→ Exercise aim: Go through the listing and write out all of it exactly.
<<<<
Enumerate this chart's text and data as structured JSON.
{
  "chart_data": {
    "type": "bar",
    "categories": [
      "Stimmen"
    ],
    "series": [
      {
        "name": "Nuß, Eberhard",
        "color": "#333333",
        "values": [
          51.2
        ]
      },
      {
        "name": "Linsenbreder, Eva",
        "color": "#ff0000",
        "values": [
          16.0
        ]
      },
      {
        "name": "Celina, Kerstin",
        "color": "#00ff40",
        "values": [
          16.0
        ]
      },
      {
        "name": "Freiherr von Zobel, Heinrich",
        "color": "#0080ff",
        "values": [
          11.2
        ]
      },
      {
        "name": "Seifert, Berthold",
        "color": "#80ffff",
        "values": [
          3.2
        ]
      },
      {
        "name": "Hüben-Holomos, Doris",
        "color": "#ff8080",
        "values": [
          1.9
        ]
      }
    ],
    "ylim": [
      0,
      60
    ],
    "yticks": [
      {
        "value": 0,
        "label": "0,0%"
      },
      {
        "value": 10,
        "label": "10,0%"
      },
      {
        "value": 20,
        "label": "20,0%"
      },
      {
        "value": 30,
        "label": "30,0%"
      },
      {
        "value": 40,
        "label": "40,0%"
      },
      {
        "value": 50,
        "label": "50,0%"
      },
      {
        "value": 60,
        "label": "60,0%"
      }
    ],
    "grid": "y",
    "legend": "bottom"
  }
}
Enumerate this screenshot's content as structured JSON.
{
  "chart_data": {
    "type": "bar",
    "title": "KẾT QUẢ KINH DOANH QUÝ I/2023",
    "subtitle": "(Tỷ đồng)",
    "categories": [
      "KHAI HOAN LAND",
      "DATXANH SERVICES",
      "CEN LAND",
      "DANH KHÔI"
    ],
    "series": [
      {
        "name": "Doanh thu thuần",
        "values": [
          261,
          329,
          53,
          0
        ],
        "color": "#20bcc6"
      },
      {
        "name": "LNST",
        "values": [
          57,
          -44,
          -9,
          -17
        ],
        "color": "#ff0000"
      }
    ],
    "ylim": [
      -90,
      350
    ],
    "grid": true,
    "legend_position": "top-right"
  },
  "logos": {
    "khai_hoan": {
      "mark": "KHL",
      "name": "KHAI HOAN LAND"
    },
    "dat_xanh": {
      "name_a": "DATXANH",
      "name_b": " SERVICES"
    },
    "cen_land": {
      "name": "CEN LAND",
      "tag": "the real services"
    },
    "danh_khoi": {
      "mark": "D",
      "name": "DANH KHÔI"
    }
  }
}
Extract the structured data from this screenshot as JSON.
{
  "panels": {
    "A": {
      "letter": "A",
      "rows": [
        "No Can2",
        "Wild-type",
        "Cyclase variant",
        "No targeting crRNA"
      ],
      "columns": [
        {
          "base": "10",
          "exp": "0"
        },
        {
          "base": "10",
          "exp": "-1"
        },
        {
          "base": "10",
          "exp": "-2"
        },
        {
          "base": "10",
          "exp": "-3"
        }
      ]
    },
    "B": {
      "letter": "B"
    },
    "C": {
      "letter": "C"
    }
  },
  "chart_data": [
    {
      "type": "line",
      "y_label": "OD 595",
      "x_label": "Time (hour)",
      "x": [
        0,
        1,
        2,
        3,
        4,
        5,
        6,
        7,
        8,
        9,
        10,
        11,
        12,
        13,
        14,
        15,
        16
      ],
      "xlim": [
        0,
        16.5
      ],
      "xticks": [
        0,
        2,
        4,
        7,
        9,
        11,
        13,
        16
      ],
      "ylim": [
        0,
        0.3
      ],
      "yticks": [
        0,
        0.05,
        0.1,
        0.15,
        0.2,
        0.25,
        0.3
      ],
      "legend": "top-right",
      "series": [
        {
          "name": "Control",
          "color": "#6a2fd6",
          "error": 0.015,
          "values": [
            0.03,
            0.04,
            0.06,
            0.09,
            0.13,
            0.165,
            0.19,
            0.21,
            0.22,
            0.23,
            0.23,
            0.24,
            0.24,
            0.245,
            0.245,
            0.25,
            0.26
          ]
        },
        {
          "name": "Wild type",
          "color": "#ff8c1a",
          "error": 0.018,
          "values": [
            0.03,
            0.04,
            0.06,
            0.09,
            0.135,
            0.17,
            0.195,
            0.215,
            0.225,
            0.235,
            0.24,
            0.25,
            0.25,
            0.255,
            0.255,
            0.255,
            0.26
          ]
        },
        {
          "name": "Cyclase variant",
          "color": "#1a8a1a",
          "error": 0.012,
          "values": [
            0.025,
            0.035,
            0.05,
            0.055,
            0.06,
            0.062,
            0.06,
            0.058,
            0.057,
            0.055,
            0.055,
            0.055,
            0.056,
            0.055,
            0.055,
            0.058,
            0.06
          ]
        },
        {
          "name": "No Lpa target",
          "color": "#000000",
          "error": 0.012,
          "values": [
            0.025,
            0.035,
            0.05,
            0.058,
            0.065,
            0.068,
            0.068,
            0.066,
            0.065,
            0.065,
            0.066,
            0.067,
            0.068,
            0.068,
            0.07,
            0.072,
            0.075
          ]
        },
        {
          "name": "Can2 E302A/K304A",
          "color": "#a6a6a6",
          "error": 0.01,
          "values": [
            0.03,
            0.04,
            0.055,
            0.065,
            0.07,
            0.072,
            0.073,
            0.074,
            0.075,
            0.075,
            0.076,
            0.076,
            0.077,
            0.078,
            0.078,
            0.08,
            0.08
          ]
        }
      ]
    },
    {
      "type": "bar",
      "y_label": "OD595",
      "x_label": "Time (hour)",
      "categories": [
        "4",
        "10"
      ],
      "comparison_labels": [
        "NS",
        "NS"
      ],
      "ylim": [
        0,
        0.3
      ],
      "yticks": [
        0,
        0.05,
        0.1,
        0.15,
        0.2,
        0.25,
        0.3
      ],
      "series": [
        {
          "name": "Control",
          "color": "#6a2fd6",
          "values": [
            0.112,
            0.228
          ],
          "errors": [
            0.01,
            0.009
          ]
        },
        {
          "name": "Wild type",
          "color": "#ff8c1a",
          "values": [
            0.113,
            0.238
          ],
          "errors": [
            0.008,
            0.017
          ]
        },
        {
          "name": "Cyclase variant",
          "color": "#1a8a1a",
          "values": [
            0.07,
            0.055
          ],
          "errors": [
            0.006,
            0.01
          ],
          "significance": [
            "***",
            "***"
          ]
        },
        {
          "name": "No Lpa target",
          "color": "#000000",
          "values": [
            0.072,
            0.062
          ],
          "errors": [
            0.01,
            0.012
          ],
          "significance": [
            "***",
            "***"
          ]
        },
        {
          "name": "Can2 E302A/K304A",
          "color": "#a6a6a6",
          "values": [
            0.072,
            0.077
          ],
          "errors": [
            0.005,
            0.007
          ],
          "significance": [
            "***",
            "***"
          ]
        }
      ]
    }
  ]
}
>>>>
→ Worked solution:
Enumerate this chart's text and data as structured JSON.
{
  "chart_data": {
    "type": "bar",
    "categories": [
      "Stimmen"
    ],
    "series": [
      {
        "name": "Nuß, Eberhard",
        "color": "#333333",
        "values": [
          51.2
        ]
      },
      {
        "name": "Linsenbreder, Eva",
        "color": "#ff0000",
        "values": [
          16.0
        ]
      },
      {
        "name": "Celina, Kerstin",
        "color": "#00ff40",
        "values": [
          16.0
        ]
      },
      {
        "name": "Freiherr von Zobel, Heinrich",
        "color": "#0080ff",
        "values": [
          11.2
        ]
      },
      {
        "name": "Seifert, Berthold",
        "color": "#80ffff",
        "values": [
          3.2
        ]
      },
      {
        "name": "Hüben-Holomos, Doris",
        "color": "#ff8080",
        "values": [
          1.9
        ]
      }
    ],
    "ylim": [
      0,
      60
    ],
    "yticks": [
      {
        "value": 0,
        "label": "0,0%"
      },
      {
        "value": 10,
        "label": "10,0%"
      },
      {
        "value": 20,
        "label": "20,0%"
      },
      {
        "value": 30,
        "label": "30,0%"
      },
      {
        "value": 40,
        "label": "40,0%"
      },
      {
        "value": 50,
        "label": "50,0%"
      },
      {
        "value": 60,
        "label": "60,0%"
      }
    ],
    "grid": "y",
    "legend": "bottom"
  }
}
Enumerate this screenshot's content as structured JSON.
{
  "chart_data": {
    "type": "bar",
    "title": "KẾT QUẢ KINH DOANH QUÝ I/2023",
    "subtitle": "(Tỷ đồng)",
    "categories": [
      "KHAI HOAN LAND",
      "DATXANH SERVICES",
      "CEN LAND",
      "DANH KHÔI"
    ],
    "series": [
      {
        "name": "Doanh thu thuần",
        "values": [
          261,
          329,
          53,
          0
        ],
        "color": "#20bcc6"
      },
      {
        "name": "LNST",
        "values": [
          57,
          -44,
          -9,
          -17
        ],
        "color": "#ff0000"
      }
    ],
    "ylim": [
      -90,
      350
    ],
    "grid": true,
    "legend_position": "top-right"
  },
  "logos": {
    "khai_hoan": {
      "mark": "KHL",
      "name": "KHAI HOAN LAND"
    },
    "dat_xanh": {
      "name_a": "DATXANH",
      "name_b": " SERVICES"
    },
    "cen_land": {
      "name": "CEN LAND",
      "tag": "the real services"
    },
    "danh_khoi": {
      "mark": "D",
      "name": "DANH KHÔI"
    }
  }
}
Extract the structured data from this screenshot as JSON.
{
  "panels": {
    "A": {
      "letter": "A",
      "rows": [
        "No Can2",
        "Wild-type",
        "Cyclase variant",
        "No targeting crRNA"
      ],
      "columns": [
        {
          "base": "10",
          "exp": "0"
        },
        {
          "base": "10",
          "exp": "-1"
        },
        {
          "base": "10",
          "exp": "-2"
        },
        {
          "base": "10",
          "exp": "-3"
        }
      ]
    },
    "B": {
      "letter": "B"
    },
    "C": {
      "letter": "C"
    }
  },
  "chart_data": [
    {
      "type": "line",
      "y_label": "OD 595",
      "x_label": "Time (hour)",
      "x": [
        0,
        1,
        2,
        3,
        4,
        5,
        6,
        7,
        8,
        9,
        10,
        11,
        12,
        13,
        14,
        15,
        16
      ],
      "xlim": [
        0,
        16.5
      ],
      "xticks": [
        0,
        2,
        4,
        7,
        9,
        11,
        13,
        16
      ],
      "ylim": [
        0,
        0.3
      ],
      "yticks": [
        0,
        0.05,
        0.1,
        0.15,
        0.2,
        0.25,
        0.3
      ],
      "legend": "top-right",
      "series": [
        {
          "name": "Control",
          "color": "#6a2fd6",
          "error": 0.015,
          "values": [
            0.03,
            0.04,
            0.06,
            0.09,
            0.13,
            0.165,
            0.19,
            0.21,
            0.22,
            0.23,
            0.23,
            0.24,
            0.24,
            0.245,
            0.245,
            0.25,
            0.26
          ]
        },
        {
          "name": "Wild type",
          "color": "#ff8c1a",
          "error": 0.018,
          "values": [
            0.03,
            0.04,
            0.06,
            0.09,
            0.135,
            0.17,
            0.195,
            0.215,
            0.225,
            0.235,
            0.24,
            0.25,
            0.25,
            0.255,
            0.255,
            0.255,
            0.26
          ]
        },
        {
          "name": "Cyclase variant",
          "color": "#1a8a1a",
          "error": 0.012,
          "values": [
            0.025,
            0.035,
            0.05,
            0.055,
            0.06,
            0.062,
            0.06,
            0.058,
            0.057,
            0.055,
            0.055,
            0.055,
            0.056,
            0.055,
            0.055,
            0.058,
            0.06
          ]
        },
        {
          "name": "No Lpa target",
          "color": "#000000",
          "error": 0.012,
          "values": [
            0.025,
            0.035,
            0.05,
            0.058,
            0.065,
            0.068,
            0.068,
            0.066,
            0.065,
            0.065,
            0.066,
            0.067,
            0.068,
            0.068,
            0.07,
            0.072,
            0.075
          ]
        },
        {
          "name": "Can2 E302A/K304A",
          "color": "#a6a6a6",
          "error": 0.01,
          "values": [
            0.03,
            0.04,
            0.055,
            0.065,
            0.07,
            0.072,
            0.073,
            0.074,
            0.075,
            0.075,
            0.076,
            0.076,
            0.077,
            0.078,
            0.078,
            0.08,
            0.08
          ]
        }
      ]
    },
    {
      "type": "bar",
      "y_label": "OD595",
      "x_label": "Time (hour)",
      "categories": [
        "4",
        "10"
      ],
      "comparison_labels": [
        "NS",
        "NS"
      ],
      "ylim": [
        0,
        0.3
      ],
      "yticks": [
        0,
        0.05,
        0.1,
        0.15,
        0.2,
        0.25,
        0.3
      ],
      "series": [
        {
          "name": "Control",
          "color": "#6a2fd6",
          "values": [
            0.112,
            0.228
          ],
          "errors": [
            0.01,
            0.009
          ]
        },
        {
          "name": "Wild type",
          "color": "#ff8c1a",
          "values": [
            0.113,
            0.238
          ],
          "errors": [
            0.008,
            0.017
          ]
        },
        {
          "name": "Cyclase variant",
          "color": "#1a8a1a",
          "values": [
            0.07,
            0.055
          ],
          "errors": [
            0.006,
            0.01
          ],
          "significance": [
            "***",
            "***"
          ]
        },
        {
          "name": "No Lpa target",
          "color": "#000000",
          "values": [
            0.072,
            0.062
          ],
          "errors": [
            0.01,
            0.012
          ],
          "significance": [
            "***",
            "***"
          ]
        },
        {
          "name": "Can2 E302A/K304A",
          "color": "#a6a6a6",
          "values": [
            0.072,
            0.077
          ],
          "errors": [
            0.005,
            0.007
          ],
          "significance": [
            "***",
            "***"
          ]
        }
      ]
    }
  ]
}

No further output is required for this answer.